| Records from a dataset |
────────────────────────────────────────
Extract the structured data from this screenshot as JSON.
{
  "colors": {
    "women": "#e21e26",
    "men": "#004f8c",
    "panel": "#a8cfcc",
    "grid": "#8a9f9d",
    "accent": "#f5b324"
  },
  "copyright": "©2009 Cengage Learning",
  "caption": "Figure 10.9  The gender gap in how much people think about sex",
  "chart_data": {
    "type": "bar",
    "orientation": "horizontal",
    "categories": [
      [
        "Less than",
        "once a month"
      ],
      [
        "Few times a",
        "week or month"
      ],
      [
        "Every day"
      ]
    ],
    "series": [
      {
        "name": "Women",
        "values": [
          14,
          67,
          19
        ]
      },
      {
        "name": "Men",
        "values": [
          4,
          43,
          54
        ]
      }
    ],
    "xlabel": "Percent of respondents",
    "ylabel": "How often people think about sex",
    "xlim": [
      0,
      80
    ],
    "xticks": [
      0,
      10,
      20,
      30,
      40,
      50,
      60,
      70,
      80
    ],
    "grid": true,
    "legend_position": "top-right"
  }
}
────────────────────────────────────────
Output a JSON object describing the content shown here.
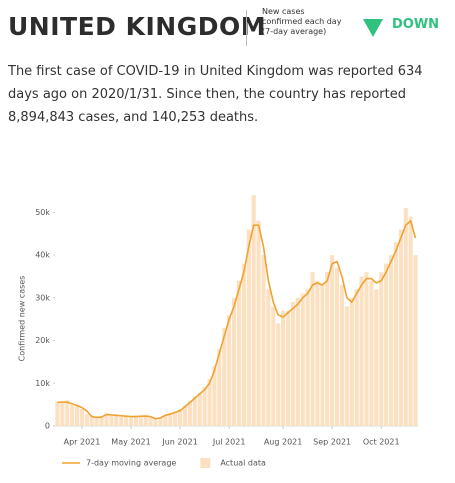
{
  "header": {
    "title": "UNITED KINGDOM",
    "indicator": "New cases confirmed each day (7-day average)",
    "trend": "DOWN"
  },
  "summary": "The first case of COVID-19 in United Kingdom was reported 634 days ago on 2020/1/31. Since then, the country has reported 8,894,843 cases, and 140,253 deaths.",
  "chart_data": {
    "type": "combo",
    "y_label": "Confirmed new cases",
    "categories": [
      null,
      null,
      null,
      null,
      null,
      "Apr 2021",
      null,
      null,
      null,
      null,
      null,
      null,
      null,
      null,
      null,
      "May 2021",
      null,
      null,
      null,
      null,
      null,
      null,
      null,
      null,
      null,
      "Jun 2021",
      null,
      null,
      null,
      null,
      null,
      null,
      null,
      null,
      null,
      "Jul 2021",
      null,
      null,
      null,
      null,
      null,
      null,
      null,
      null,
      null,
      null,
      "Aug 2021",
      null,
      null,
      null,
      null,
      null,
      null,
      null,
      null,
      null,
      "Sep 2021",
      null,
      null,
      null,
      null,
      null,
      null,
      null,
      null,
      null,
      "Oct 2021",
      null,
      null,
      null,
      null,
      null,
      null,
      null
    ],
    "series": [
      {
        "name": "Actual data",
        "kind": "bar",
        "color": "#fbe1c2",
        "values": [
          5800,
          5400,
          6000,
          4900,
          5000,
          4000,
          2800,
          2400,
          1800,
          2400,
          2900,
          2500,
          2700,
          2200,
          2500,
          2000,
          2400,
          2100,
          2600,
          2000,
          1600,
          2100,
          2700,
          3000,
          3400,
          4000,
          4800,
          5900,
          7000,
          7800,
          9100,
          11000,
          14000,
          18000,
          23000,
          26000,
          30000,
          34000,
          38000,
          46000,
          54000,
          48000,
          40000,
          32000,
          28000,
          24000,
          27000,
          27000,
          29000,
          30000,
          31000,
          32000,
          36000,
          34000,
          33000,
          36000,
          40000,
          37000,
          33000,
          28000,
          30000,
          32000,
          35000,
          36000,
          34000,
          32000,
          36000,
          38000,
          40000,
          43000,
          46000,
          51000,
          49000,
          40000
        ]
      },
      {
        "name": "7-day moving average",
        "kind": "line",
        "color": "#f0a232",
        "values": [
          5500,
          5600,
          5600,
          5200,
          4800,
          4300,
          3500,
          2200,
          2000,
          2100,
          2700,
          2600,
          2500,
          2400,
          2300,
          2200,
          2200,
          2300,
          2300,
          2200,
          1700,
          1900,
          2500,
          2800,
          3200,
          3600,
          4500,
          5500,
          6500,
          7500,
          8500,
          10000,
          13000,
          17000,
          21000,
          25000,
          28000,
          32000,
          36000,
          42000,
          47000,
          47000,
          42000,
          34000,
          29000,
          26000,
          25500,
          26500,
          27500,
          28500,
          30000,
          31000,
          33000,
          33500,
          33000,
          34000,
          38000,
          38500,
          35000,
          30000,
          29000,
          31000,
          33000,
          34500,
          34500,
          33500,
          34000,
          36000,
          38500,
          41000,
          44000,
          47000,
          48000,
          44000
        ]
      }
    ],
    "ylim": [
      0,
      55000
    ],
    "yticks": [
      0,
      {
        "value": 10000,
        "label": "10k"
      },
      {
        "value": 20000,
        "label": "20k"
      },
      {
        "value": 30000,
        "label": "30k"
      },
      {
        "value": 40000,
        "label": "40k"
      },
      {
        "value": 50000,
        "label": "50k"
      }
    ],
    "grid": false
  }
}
────────────────────────────────────────
| DIRECTIVE |
Look through the entries and find each line that has the string "people". Copy those lines.

| SOLUTION |
  "caption": "Figure 10.9  The gender gap in how much people think about sex",
    "ylabel": "How often people think about sex",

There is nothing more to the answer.